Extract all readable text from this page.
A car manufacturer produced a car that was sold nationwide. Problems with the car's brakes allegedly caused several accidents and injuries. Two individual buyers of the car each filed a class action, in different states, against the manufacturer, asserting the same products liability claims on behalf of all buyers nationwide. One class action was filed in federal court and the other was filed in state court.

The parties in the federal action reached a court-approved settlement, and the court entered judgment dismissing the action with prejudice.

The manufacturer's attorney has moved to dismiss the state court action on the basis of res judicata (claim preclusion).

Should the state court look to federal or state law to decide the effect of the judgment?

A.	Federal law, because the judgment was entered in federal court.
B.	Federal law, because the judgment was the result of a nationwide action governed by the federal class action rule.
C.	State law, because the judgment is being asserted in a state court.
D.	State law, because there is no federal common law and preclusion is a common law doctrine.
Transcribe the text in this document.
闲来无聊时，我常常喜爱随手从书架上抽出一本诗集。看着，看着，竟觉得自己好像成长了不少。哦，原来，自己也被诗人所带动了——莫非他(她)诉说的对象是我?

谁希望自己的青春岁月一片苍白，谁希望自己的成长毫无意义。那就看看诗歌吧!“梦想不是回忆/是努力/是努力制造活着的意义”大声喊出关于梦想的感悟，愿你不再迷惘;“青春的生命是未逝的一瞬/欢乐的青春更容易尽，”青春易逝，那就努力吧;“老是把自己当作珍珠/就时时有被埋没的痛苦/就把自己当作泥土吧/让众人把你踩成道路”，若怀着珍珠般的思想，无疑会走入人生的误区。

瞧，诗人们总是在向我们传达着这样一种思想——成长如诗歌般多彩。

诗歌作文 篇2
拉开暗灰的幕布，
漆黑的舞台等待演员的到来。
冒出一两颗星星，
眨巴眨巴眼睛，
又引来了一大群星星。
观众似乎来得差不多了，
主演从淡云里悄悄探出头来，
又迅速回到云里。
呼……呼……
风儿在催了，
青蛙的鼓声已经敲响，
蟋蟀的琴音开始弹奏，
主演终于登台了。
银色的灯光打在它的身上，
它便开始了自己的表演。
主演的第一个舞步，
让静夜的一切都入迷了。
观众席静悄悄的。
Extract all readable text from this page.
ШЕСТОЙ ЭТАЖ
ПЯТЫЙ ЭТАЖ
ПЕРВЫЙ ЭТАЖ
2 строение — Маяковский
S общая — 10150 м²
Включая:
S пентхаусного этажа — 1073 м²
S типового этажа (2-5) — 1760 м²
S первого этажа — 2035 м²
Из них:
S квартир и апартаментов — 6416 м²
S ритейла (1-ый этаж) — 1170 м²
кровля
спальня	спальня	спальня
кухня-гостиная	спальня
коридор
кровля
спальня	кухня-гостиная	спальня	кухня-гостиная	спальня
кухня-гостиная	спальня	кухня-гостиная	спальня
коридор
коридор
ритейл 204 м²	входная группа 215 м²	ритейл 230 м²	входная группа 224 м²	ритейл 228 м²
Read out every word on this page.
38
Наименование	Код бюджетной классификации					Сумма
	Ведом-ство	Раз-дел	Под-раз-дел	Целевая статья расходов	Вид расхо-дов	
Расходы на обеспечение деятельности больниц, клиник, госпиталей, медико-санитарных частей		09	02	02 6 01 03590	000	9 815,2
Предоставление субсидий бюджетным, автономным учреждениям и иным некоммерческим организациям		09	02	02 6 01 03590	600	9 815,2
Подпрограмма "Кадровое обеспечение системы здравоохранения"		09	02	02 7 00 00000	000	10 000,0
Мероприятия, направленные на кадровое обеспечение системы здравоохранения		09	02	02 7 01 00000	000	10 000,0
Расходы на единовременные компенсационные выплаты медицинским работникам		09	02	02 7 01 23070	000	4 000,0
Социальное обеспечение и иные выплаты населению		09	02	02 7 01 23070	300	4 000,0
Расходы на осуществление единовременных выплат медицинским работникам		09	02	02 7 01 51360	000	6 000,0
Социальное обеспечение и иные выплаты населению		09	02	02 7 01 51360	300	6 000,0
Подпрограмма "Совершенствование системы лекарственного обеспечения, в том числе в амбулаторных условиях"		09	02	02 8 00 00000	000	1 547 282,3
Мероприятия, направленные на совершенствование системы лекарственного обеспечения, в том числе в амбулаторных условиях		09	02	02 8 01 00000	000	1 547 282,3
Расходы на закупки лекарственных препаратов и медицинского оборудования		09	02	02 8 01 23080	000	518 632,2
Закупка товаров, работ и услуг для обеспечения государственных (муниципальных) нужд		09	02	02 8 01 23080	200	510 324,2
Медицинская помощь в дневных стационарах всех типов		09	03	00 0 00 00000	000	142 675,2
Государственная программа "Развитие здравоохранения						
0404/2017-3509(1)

Given request: All of the records must be repeated exactly.

Exercise response:
Extract all readable text from this page.
A car manufacturer produced a car that was sold nationwide. Problems with the car's brakes allegedly caused several accidents and injuries. Two individual buyers of the car each filed a class action, in different states, against the manufacturer, asserting the same products liability claims on behalf of all buyers nationwide. One class action was filed in federal court and the other was filed in state court.

The parties in the federal action reached a court-approved settlement, and the court entered judgment dismissing the action with prejudice.

The manufacturer's attorney has moved to dismiss the state court action on the basis of res judicata (claim preclusion).

Should the state court look to federal or state law to decide the effect of the judgment?

A.	Federal law, because the judgment was entered in federal court.
B.	Federal law, because the judgment was the result of a nationwide action governed by the federal class action rule.
C.	State law, because the judgment is being asserted in a state court.
D.	State law, because there is no federal common law and preclusion is a common law doctrine.
Transcribe the text in this document.
闲来无聊时，我常常喜爱随手从书架上抽出一本诗集。看着，看着，竟觉得自己好像成长了不少。哦，原来，自己也被诗人所带动了——莫非他(她)诉说的对象是我?

谁希望自己的青春岁月一片苍白，谁希望自己的成长毫无意义。那就看看诗歌吧!“梦想不是回忆/是努力/是努力制造活着的意义”大声喊出关于梦想的感悟，愿你不再迷惘;“青春的生命是未逝的一瞬/欢乐的青春更容易尽，”青春易逝，那就努力吧;“老是把自己当作珍珠/就时时有被埋没的痛苦/就把自己当作泥土吧/让众人把你踩成道路”，若怀着珍珠般的思想，无疑会走入人生的误区。

瞧，诗人们总是在向我们传达着这样一种思想——成长如诗歌般多彩。

诗歌作文 篇2
拉开暗灰的幕布，
漆黑的舞台等待演员的到来。
冒出一两颗星星，
眨巴眨巴眼睛，
又引来了一大群星星。
观众似乎来得差不多了，
主演从淡云里悄悄探出头来，
又迅速回到云里。
呼……呼……
风儿在催了，
青蛙的鼓声已经敲响，
蟋蟀的琴音开始弹奏，
主演终于登台了。
银色的灯光打在它的身上，
它便开始了自己的表演。
主演的第一个舞步，
让静夜的一切都入迷了。
观众席静悄悄的。
Extract all readable text from this page.
ШЕСТОЙ ЭТАЖ
ПЯТЫЙ ЭТАЖ
ПЕРВЫЙ ЭТАЖ
2 строение — Маяковский
S общая — 10150 м²
Включая:
S пентхаусного этажа — 1073 м²
S типового этажа (2-5) — 1760 м²
S первого этажа — 2035 м²
Из них:
S квартир и апартаментов — 6416 м²
S ритейла (1-ый этаж) — 1170 м²
кровля
спальня	спальня	спальня
кухня-гостиная	спальня
коридор
кровля
спальня	кухня-гостиная	спальня	кухня-гостиная	спальня
кухня-гостиная	спальня	кухня-гостиная	спальня
коридор
коридор
ритейл 204 м²	входная группа 215 м²	ритейл 230 м²	входная группа 224 м²	ритейл 228 м²
Read out every word on this page.
38
Наименование	Код бюджетной классификации					Сумма
	Ведом-ство	Раз-дел	Под-раз-дел	Целевая статья расходов	Вид расхо-дов	
Расходы на обеспечение деятельности больниц, клиник, госпиталей, медико-санитарных частей		09	02	02 6 01 03590	000	9 815,2
Предоставление субсидий бюджетным, автономным учреждениям и иным некоммерческим организациям		09	02	02 6 01 03590	600	9 815,2
Подпрограмма "Кадровое обеспечение системы здравоохранения"		09	02	02 7 00 00000	000	10 000,0
Мероприятия, направленные на кадровое обеспечение системы здравоохранения		09	02	02 7 01 00000	000	10 000,0
Расходы на единовременные компенсационные выплаты медицинским работникам		09	02	02 7 01 23070	000	4 000,0
Социальное обеспечение и иные выплаты населению		09	02	02 7 01 23070	300	4 000,0
Расходы на осуществление единовременных выплат медицинским работникам		09	02	02 7 01 51360	000	6 000,0
Социальное обеспечение и иные выплаты населению		09	02	02 7 01 51360	300	6 000,0
Подпрограмма "Совершенствование системы лекарственного обеспечения, в том числе в амбулаторных условиях"		09	02	02 8 00 00000	000	1 547 282,3
Мероприятия, направленные на совершенствование системы лекарственного обеспечения, в том числе в амбулаторных условиях		09	02	02 8 01 00000	000	1 547 282,3
Расходы на закупки лекарственных препаратов и медицинского оборудования		09	02	02 8 01 23080	000	518 632,2
Закупка товаров, работ и услуг для обеспечения государственных (муниципальных) нужд		09	02	02 8 01 23080	200	510 324,2
Медицинская помощь в дневных стационарах всех типов		09	03	00 0 00 00000	000	142 675,2
Государственная программа "Развитие здравоохранения						
0404/2017-3509(1)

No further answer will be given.